### What the task asks
Your task is to reproduce the material exactly.

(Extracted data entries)
◇ ◇ ◇ ◇
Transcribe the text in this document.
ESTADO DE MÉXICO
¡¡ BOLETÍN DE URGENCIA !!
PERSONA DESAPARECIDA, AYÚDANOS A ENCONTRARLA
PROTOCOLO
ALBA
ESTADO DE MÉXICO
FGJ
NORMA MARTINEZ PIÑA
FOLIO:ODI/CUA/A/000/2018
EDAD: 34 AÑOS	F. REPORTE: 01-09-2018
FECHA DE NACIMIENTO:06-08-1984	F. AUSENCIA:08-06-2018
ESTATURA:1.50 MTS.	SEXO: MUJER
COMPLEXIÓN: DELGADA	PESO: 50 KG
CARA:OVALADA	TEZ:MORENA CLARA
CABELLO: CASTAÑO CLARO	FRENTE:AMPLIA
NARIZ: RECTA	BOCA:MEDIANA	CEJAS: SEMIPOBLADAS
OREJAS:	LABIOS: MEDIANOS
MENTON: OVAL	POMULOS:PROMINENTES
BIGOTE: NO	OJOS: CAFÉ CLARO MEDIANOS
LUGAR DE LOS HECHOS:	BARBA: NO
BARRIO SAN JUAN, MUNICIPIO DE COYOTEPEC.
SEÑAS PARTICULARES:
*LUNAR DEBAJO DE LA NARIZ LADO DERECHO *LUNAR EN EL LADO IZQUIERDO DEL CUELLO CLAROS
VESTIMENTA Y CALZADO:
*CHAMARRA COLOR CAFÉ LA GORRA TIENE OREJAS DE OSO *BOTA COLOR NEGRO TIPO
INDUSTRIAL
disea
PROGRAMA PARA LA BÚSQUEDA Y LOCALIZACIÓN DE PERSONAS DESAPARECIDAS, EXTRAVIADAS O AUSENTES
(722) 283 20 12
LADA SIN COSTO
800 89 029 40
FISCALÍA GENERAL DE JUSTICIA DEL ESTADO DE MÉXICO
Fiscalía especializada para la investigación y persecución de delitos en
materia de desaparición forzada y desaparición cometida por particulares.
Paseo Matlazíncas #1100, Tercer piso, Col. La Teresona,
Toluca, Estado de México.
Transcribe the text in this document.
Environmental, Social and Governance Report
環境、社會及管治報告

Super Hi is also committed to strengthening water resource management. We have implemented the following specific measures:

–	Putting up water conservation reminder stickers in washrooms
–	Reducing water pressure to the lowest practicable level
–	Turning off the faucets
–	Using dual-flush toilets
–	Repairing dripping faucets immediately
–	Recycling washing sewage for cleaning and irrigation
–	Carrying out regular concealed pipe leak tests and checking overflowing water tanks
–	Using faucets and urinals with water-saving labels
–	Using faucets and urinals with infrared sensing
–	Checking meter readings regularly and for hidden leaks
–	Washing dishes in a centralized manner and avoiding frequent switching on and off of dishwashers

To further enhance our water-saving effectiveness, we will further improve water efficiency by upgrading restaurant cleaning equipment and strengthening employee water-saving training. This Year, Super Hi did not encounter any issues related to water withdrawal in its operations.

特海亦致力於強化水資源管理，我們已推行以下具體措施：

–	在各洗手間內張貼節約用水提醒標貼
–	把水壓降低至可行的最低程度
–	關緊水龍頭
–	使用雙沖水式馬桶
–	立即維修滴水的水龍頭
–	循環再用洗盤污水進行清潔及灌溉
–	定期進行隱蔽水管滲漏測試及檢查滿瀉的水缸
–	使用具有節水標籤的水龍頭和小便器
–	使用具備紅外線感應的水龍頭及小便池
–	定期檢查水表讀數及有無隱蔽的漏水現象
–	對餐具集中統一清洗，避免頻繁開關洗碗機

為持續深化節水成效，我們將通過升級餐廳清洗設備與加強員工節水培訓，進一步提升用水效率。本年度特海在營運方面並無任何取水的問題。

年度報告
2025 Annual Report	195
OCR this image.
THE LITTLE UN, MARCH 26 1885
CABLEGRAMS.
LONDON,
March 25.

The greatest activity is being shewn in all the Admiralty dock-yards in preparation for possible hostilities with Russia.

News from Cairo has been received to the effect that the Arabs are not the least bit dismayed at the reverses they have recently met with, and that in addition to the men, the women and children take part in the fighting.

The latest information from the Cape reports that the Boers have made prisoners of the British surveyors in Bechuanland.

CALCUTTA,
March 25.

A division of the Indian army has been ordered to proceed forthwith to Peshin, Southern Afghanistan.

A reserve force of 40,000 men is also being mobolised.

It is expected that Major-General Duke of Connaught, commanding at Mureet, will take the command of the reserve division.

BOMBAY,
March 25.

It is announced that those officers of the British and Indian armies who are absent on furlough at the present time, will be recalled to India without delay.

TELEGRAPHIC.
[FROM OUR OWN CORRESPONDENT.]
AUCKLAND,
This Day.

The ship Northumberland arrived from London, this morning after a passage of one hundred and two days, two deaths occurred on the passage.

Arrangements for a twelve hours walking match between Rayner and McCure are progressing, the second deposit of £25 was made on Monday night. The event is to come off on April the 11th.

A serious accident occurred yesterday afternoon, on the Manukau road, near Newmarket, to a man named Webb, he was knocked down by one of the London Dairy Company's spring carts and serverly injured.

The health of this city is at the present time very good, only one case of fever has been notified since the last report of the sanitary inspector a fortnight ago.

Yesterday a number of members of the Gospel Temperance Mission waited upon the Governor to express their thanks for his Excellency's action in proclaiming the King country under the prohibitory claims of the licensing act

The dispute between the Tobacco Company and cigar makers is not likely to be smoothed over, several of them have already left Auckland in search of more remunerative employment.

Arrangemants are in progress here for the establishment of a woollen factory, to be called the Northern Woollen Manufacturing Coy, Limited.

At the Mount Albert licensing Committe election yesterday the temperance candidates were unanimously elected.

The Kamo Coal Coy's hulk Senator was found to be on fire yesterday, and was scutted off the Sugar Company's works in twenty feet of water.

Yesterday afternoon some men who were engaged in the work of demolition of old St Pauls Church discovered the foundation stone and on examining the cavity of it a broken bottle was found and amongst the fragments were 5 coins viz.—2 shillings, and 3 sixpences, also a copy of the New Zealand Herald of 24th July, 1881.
◇ ◇ ◇ ◇
### Exercise response
Transcribe the text in this document.
ESTADO DE MÉXICO
¡¡ BOLETÍN DE URGENCIA !!
PERSONA DESAPARECIDA, AYÚDANOS A ENCONTRARLA
PROTOCOLO
ALBA
ESTADO DE MÉXICO
FGJ
NORMA MARTINEZ PIÑA
FOLIO:ODI/CUA/A/000/2018
EDAD: 34 AÑOS	F. REPORTE: 01-09-2018
FECHA DE NACIMIENTO:06-08-1984	F. AUSENCIA:08-06-2018
ESTATURA:1.50 MTS.	SEXO: MUJER
COMPLEXIÓN: DELGADA	PESO: 50 KG
CARA:OVALADA	TEZ:MORENA CLARA
CABELLO: CASTAÑO CLARO	FRENTE:AMPLIA
NARIZ: RECTA	BOCA:MEDIANA	CEJAS: SEMIPOBLADAS
OREJAS:	LABIOS: MEDIANOS
MENTON: OVAL	POMULOS:PROMINENTES
BIGOTE: NO	OJOS: CAFÉ CLARO MEDIANOS
LUGAR DE LOS HECHOS:	BARBA: NO
BARRIO SAN JUAN, MUNICIPIO DE COYOTEPEC.
SEÑAS PARTICULARES:
*LUNAR DEBAJO DE LA NARIZ LADO DERECHO *LUNAR EN EL LADO IZQUIERDO DEL CUELLO CLAROS
VESTIMENTA Y CALZADO:
*CHAMARRA COLOR CAFÉ LA GORRA TIENE OREJAS DE OSO *BOTA COLOR NEGRO TIPO
INDUSTRIAL
disea
PROGRAMA PARA LA BÚSQUEDA Y LOCALIZACIÓN DE PERSONAS DESAPARECIDAS, EXTRAVIADAS O AUSENTES
(722) 283 20 12
LADA SIN COSTO
800 89 029 40
FISCALÍA GENERAL DE JUSTICIA DEL ESTADO DE MÉXICO
Fiscalía especializada para la investigación y persecución de delitos en
materia de desaparición forzada y desaparición cometida por particulares.
Paseo Matlazíncas #1100, Tercer piso, Col. La Teresona,
Toluca, Estado de México.
Transcribe the text in this document.
Environmental, Social and Governance Report
環境、社會及管治報告

Super Hi is also committed to strengthening water resource management. We have implemented the following specific measures:

–	Putting up water conservation reminder stickers in washrooms
–	Reducing water pressure to the lowest practicable level
–	Turning off the faucets
–	Using dual-flush toilets
–	Repairing dripping faucets immediately
–	Recycling washing sewage for cleaning and irrigation
–	Carrying out regular concealed pipe leak tests and checking overflowing water tanks
–	Using faucets and urinals with water-saving labels
–	Using faucets and urinals with infrared sensing
–	Checking meter readings regularly and for hidden leaks
–	Washing dishes in a centralized manner and avoiding frequent switching on and off of dishwashers

To further enhance our water-saving effectiveness, we will further improve water efficiency by upgrading restaurant cleaning equipment and strengthening employee water-saving training. This Year, Super Hi did not encounter any issues related to water withdrawal in its operations.

特海亦致力於強化水資源管理，我們已推行以下具體措施：

–	在各洗手間內張貼節約用水提醒標貼
–	把水壓降低至可行的最低程度
–	關緊水龍頭
–	使用雙沖水式馬桶
–	立即維修滴水的水龍頭
–	循環再用洗盤污水進行清潔及灌溉
–	定期進行隱蔽水管滲漏測試及檢查滿瀉的水缸
–	使用具有節水標籤的水龍頭和小便器
–	使用具備紅外線感應的水龍頭及小便池
–	定期檢查水表讀數及有無隱蔽的漏水現象
–	對餐具集中統一清洗，避免頻繁開關洗碗機

為持續深化節水成效，我們將通過升級餐廳清洗設備與加強員工節水培訓，進一步提升用水效率。本年度特海在營運方面並無任何取水的問題。

年度報告
2025 Annual Report	195
OCR this image.
THE LITTLE UN, MARCH 26 1885
CABLEGRAMS.
LONDON,
March 25.

The greatest activity is being shewn in all the Admiralty dock-yards in preparation for possible hostilities with Russia.

News from Cairo has been received to the effect that the Arabs are not the least bit dismayed at the reverses they have recently met with, and that in addition to the men, the women and children take part in the fighting.

The latest information from the Cape reports that the Boers have made prisoners of the British surveyors in Bechuanland.

CALCUTTA,
March 25.

A division of the Indian army has been ordered to proceed forthwith to Peshin, Southern Afghanistan.

A reserve force of 40,000 men is also being mobolised.

It is expected that Major-General Duke of Connaught, commanding at Mureet, will take the command of the reserve division.

BOMBAY,
March 25.

It is announced that those officers of the British and Indian armies who are absent on furlough at the present time, will be recalled to India without delay.

TELEGRAPHIC.
[FROM OUR OWN CORRESPONDENT.]
AUCKLAND,
This Day.

The ship Northumberland arrived from London, this morning after a passage of one hundred and two days, two deaths occurred on the passage.

Arrangements for a twelve hours walking match between Rayner and McCure are progressing, the second deposit of £25 was made on Monday night. The event is to come off on April the 11th.

A serious accident occurred yesterday afternoon, on the Manukau road, near Newmarket, to a man named Webb, he was knocked down by one of the London Dairy Company's spring carts and serverly injured.

The health of this city is at the present time very good, only one case of fever has been notified since the last report of the sanitary inspector a fortnight ago.

Yesterday a number of members of the Gospel Temperance Mission waited upon the Governor to express their thanks for his Excellency's action in proclaiming the King country under the prohibitory claims of the licensing act

The dispute between the Tobacco Company and cigar makers is not likely to be smoothed over, several of them have already left Auckland in search of more remunerative employment.

Arrangemants are in progress here for the establishment of a woollen factory, to be called the Northern Woollen Manufacturing Coy, Limited.

At the Mount Albert licensing Committe election yesterday the temperance candidates were unanimously elected.

The Kamo Coal Coy's hulk Senator was found to be on fire yesterday, and was scutted off the Sugar Company's works in twenty feet of water.

Yesterday afternoon some men who were engaged in the work of demolition of old St Pauls Church discovered the foundation stone and on examining the cavity of it a broken bottle was found and amongst the fragments were 5 coins viz.—2 shillings, and 3 sixpences, also a copy of the New Zealand Herald of 24th July, 1881.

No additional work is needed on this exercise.